▶ **Required tasks**
1 – Answer these questions using the message about IPv6 rule and route entries:
(a) What did RTNETLINK report for the route get on 2003::1?
(b) In which function did the writer think net->ipv6.ip6_null_entry or net->ipv6.ip6_blk_hole_entry was returned?
(c) Which two checks did the writer want to delete in patch v2 and v3?
2 – List every command in the message about IPv6 rule and route entries that begins with "ip netns exec".
3 – Resume the message about IPv6 rule and route entries, picking up after its final sentence.

▶ **Source text**
I mixed the rule entry and route entry these days. And with your help I can
separate them now.

When first time I find the rt->dst.error return directly issue, I was testing
ip rule actually.

e.g.
+ ip netns exec client ip -6 rule add to 2003::1/64 table 100 unreachable
+ ip netns exec server ip -6 rule add to 2001::1/64 table 100 prohibit
+ ip netns exec client ip -6 route get 2003::1
RTNETLINK answers: Network is unreachable
+ ip netns exec client ip -6 route get 2001::1
RTNETLINK answers: Permission denied

After check I thought we returned net->ipv6.ip6_null_entry /
net->ipv6.ip6_blk_hole_entry in function fib6_rule_action().

That's the reason I want to delete both rt->dst.error and
net->ipv6.ip6_null_entry check in patch v2 and v3.

Then with David's comments I realise we also need to take care about ip route
entrys.

▶ **Records provided**
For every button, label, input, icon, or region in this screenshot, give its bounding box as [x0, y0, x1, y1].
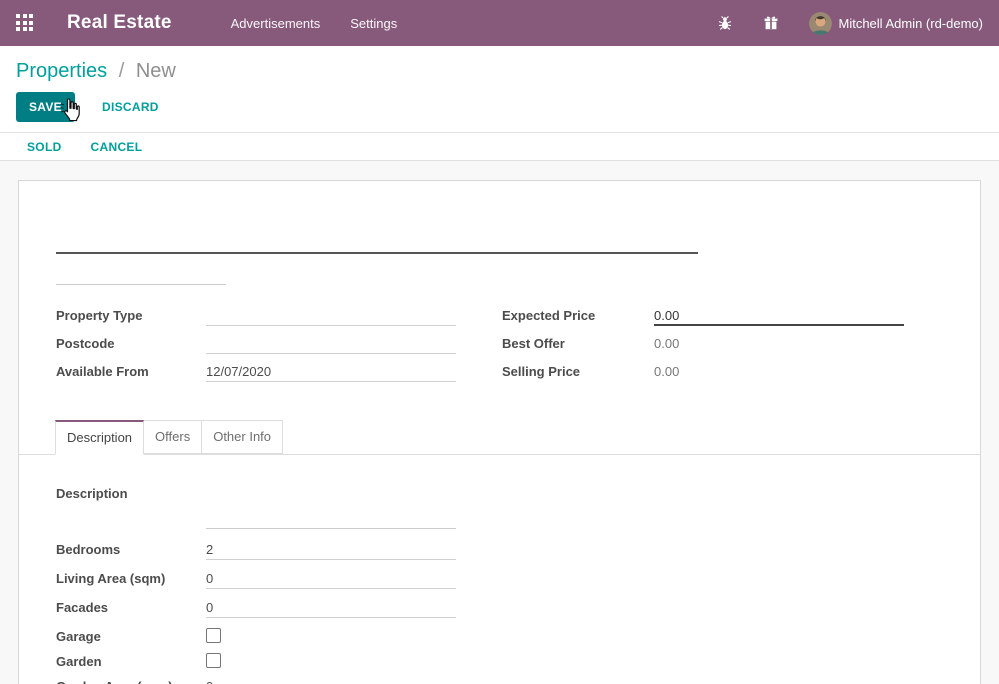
- expected-price-input[interactable]: 0.00: [654, 306, 904, 326]
- field-row-garden: Garden: [56, 652, 943, 671]
- best-offer-label: Best Offer: [502, 334, 654, 351]
- top-navbar: Real Estate Advertisements Settings: [0, 0, 999, 46]
- garden-label: Garden: [56, 652, 206, 669]
- expected-price-label: Expected Price: [502, 306, 654, 323]
- tab-content-description: Description Bedrooms 2 Living Area (sqm)…: [56, 455, 943, 684]
- field-group-right: Expected Price 0.00 Best Offer 0.00 Sell…: [502, 306, 904, 390]
- apps-grid-icon[interactable]: [16, 14, 34, 32]
- bedrooms-input[interactable]: 2: [206, 540, 456, 560]
- discard-button[interactable]: DISCARD: [102, 100, 159, 114]
- breadcrumb-separator: /: [119, 60, 125, 82]
- description-textarea[interactable]: [206, 484, 456, 529]
- breadcrumb-current: New: [136, 60, 176, 82]
- field-row-property-type: Property Type: [56, 306, 456, 326]
- menu-settings[interactable]: Settings: [348, 12, 399, 35]
- property-type-select[interactable]: [206, 306, 456, 326]
- tab-offers[interactable]: Offers: [144, 420, 202, 454]
- app-title[interactable]: Real Estate: [67, 12, 172, 34]
- field-row-expected-price: Expected Price 0.00: [502, 306, 904, 326]
- garden-checkbox[interactable]: [206, 653, 221, 668]
- garden-area-input[interactable]: 0: [206, 677, 456, 684]
- debug-bug-icon[interactable]: [717, 15, 733, 31]
- tags-input[interactable]: [56, 265, 226, 285]
- topbar-right: Mitchell Admin (rd-demo): [687, 12, 984, 35]
- gift-icon[interactable]: [763, 15, 779, 31]
- field-row-garage: Garage: [56, 627, 943, 646]
- field-row-available-from: Available From 12/07/2020: [56, 362, 456, 382]
- control-panel-buttons: SAVE DISCARD: [16, 92, 983, 122]
- selling-price-value: 0.00: [654, 362, 904, 379]
- cancel-button[interactable]: CANCEL: [91, 140, 143, 154]
- sold-button[interactable]: SOLD: [27, 140, 62, 154]
- notebook-tabs: Description Offers Other Info: [18, 421, 981, 455]
- breadcrumb-properties[interactable]: Properties: [16, 60, 107, 82]
- top-menu: Advertisements Settings: [229, 12, 400, 35]
- field-row-garden-area: Garden Area (sqm) 0: [56, 677, 943, 684]
- field-row-facades: Facades 0: [56, 598, 943, 618]
- bedrooms-label: Bedrooms: [56, 540, 206, 557]
- field-row-living-area: Living Area (sqm) 0: [56, 569, 943, 589]
- form-view-background: Property Type Postcode Available From 12…: [0, 161, 999, 684]
- app-window: Real Estate Advertisements Settings: [0, 0, 999, 684]
- menu-advertisements[interactable]: Advertisements: [229, 12, 323, 35]
- facades-label: Facades: [56, 598, 206, 615]
- postcode-input[interactable]: [206, 334, 456, 354]
- living-area-input[interactable]: 0: [206, 569, 456, 589]
- form-statusbar: SOLD CANCEL: [0, 133, 999, 161]
- field-row-description: Description: [56, 484, 943, 529]
- property-name-input[interactable]: [56, 208, 698, 254]
- tab-other-info[interactable]: Other Info: [202, 420, 283, 454]
- description-label: Description: [56, 484, 206, 529]
- control-panel: Properties / New SAVE DISCARD: [0, 46, 999, 133]
- user-avatar[interactable]: [809, 12, 832, 35]
- field-group-left: Property Type Postcode Available From 12…: [56, 306, 456, 390]
- field-row-postcode: Postcode: [56, 334, 456, 354]
- field-row-bedrooms: Bedrooms 2: [56, 540, 943, 560]
- tab-description[interactable]: Description: [55, 420, 144, 455]
- user-name[interactable]: Mitchell Admin (rd-demo): [839, 16, 984, 31]
- form-sheet: Property Type Postcode Available From 12…: [18, 180, 981, 684]
- field-row-best-offer: Best Offer 0.00: [502, 334, 904, 354]
- selling-price-label: Selling Price: [502, 362, 654, 379]
- save-button[interactable]: SAVE: [16, 92, 75, 122]
- property-type-label: Property Type: [56, 306, 206, 323]
- garage-label: Garage: [56, 627, 206, 644]
- garage-checkbox[interactable]: [206, 628, 221, 643]
- living-area-label: Living Area (sqm): [56, 569, 206, 586]
- best-offer-value: 0.00: [654, 334, 904, 351]
- field-row-selling-price: Selling Price 0.00: [502, 362, 904, 382]
- garden-area-label: Garden Area (sqm): [56, 677, 206, 684]
- postcode-label: Postcode: [56, 334, 206, 351]
- available-from-label: Available From: [56, 362, 206, 379]
- available-from-date-input[interactable]: 12/07/2020: [206, 362, 456, 382]
- breadcrumb: Properties / New: [16, 60, 983, 83]
- field-group: Property Type Postcode Available From 12…: [56, 306, 943, 390]
- facades-input[interactable]: 0: [206, 598, 456, 618]
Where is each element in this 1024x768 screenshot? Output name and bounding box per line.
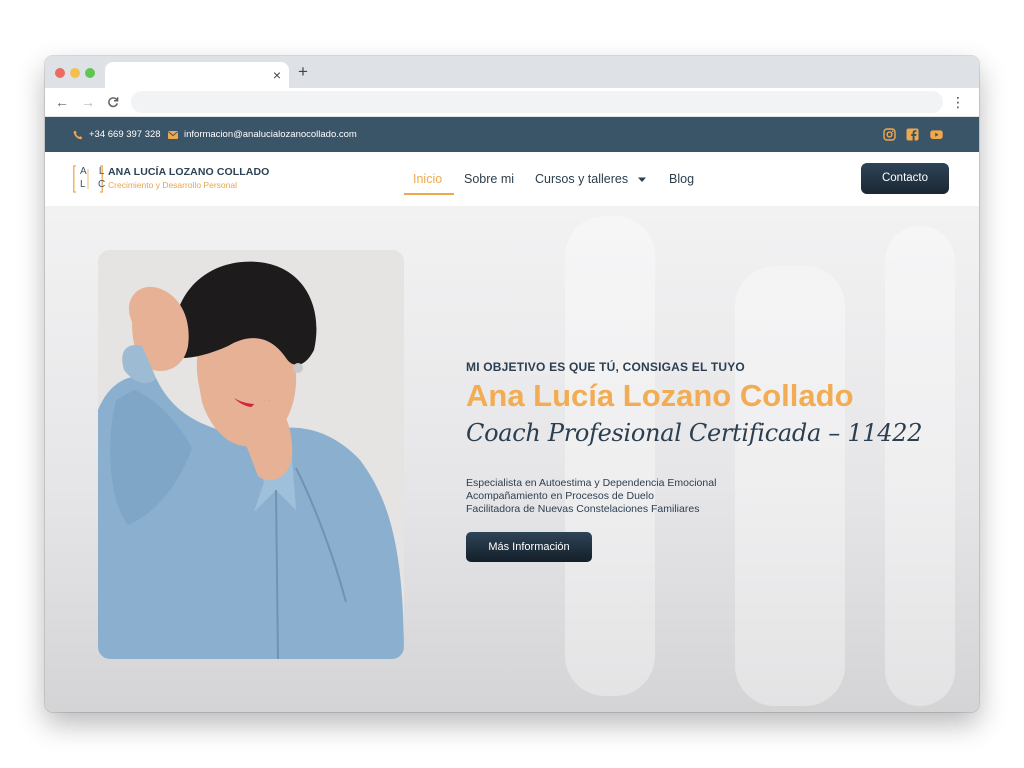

▶ **Answer set**
1 –
(a) Network is unreachable
(b) fib6_rule_action()
(c) The rt->dst.error check and the net->ipv6.ip6_null_entry check

2 –
ip netns exec client ip -6 rule add to 2003::1/64 table 100 unreachable
ip netns exec server ip -6 rule add to 2001::1/64 table 100 prohibit
ip netns exec client ip -6 route get 2003::1
ip netns exec client ip -6 route get 2001::1

3 –
my last mail's comment:
> Thanks for your explains. Now I know where I made the mistake. I mis-looked
> FR_ACT_UNREACHABLE to RTN_UNREACHABLE and thought we return rt =
> net->ipv6.ip6_null_entry in fib6_rule_action().

But then I fall in to the code logic and get lost... And thought
FR_ACT_UNREACHABLE and RTN_UNREACHABLE are not same. Today I re-check the
code and realise RTN_UNREACHABLE is defined in user space and FR_ACT_UNREACHABLE
is in kernel. Actually they are the same.

So after PATCH v4, we fixed the route side. And part of ip rule(prohibit and
blk hole). I will think over of this.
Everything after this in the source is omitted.